Data records:
## Begin

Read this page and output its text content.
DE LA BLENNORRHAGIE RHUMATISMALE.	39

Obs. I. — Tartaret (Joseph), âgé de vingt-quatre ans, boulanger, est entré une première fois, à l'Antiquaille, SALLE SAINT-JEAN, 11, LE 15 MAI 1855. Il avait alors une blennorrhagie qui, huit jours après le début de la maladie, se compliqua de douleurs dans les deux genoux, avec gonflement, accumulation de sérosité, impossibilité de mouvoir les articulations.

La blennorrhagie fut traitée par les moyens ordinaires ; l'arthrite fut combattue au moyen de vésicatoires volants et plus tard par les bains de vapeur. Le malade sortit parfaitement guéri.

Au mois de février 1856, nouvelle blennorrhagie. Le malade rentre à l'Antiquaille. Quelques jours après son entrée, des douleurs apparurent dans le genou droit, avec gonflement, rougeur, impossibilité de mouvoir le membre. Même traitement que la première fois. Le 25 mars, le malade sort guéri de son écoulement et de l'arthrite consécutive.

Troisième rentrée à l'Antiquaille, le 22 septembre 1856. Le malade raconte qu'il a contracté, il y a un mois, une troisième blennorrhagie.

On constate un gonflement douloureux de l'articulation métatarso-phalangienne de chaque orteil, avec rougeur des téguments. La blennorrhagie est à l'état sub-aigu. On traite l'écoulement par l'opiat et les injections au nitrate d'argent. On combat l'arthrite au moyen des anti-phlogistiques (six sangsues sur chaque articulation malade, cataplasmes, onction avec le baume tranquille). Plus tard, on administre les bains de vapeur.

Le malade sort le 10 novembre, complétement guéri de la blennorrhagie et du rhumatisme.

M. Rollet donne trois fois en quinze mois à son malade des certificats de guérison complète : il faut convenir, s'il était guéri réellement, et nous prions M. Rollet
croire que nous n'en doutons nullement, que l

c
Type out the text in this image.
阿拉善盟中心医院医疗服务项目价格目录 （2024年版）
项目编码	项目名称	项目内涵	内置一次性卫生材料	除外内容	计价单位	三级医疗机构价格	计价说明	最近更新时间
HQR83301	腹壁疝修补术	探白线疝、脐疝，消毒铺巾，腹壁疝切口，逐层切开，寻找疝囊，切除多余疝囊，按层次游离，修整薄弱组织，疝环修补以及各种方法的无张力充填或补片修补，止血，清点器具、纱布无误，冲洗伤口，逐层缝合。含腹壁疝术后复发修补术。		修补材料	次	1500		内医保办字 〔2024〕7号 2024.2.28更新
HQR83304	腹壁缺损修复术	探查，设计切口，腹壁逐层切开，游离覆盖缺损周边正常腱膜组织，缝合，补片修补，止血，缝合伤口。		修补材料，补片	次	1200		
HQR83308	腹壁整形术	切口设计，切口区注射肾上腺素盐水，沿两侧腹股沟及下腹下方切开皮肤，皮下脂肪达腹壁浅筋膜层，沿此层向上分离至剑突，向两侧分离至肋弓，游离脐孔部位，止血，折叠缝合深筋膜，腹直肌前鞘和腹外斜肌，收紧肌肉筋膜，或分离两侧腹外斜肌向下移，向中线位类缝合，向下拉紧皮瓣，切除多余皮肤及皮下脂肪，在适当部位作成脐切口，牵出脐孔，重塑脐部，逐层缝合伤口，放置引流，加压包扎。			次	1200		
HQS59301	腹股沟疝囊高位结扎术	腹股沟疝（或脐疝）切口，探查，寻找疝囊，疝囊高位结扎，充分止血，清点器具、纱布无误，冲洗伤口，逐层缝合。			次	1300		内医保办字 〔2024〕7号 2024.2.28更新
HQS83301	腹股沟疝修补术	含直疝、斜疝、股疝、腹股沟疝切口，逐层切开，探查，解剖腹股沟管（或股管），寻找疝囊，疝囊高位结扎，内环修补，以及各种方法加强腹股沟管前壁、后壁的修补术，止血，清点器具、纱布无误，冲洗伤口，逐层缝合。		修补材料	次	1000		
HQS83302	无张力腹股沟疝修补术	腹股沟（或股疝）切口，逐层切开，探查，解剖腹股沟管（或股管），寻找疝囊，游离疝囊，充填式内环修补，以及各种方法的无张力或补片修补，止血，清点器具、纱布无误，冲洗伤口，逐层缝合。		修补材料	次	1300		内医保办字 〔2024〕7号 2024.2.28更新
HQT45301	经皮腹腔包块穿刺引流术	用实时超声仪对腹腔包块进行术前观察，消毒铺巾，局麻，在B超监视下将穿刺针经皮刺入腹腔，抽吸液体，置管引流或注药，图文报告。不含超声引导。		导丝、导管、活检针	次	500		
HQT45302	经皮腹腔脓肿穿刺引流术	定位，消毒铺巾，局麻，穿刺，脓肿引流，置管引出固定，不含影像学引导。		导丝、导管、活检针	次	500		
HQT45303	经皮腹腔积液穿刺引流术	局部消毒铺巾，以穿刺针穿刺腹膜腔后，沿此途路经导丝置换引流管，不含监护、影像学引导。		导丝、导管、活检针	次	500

## End

● Task statement
Search the entries for the word "疝囊高位结扎" and pick out every line that holds it.

● Solution for this problem
HQS59301	腹股沟疝囊高位结扎术	腹股沟疝（或脐疝）切口，探查，寻找疝囊，疝囊高位结扎，充分止血，清点器具、纱布无误，冲洗伤口，逐层缝合。			次	1300		内医保办字 〔2024〕7号 2024.2.28更新
HQS83301	腹股沟疝修补术	含直疝、斜疝、股疝、腹股沟疝切口，逐层切开，探查，解剖腹股沟管（或股管），寻找疝囊，疝囊高位结扎，内环修补，以及各种方法加强腹股沟管前壁、后壁的修补术，止血，清点器具、纱布无误，冲洗伤口，逐层缝合。		修补材料	次	1000		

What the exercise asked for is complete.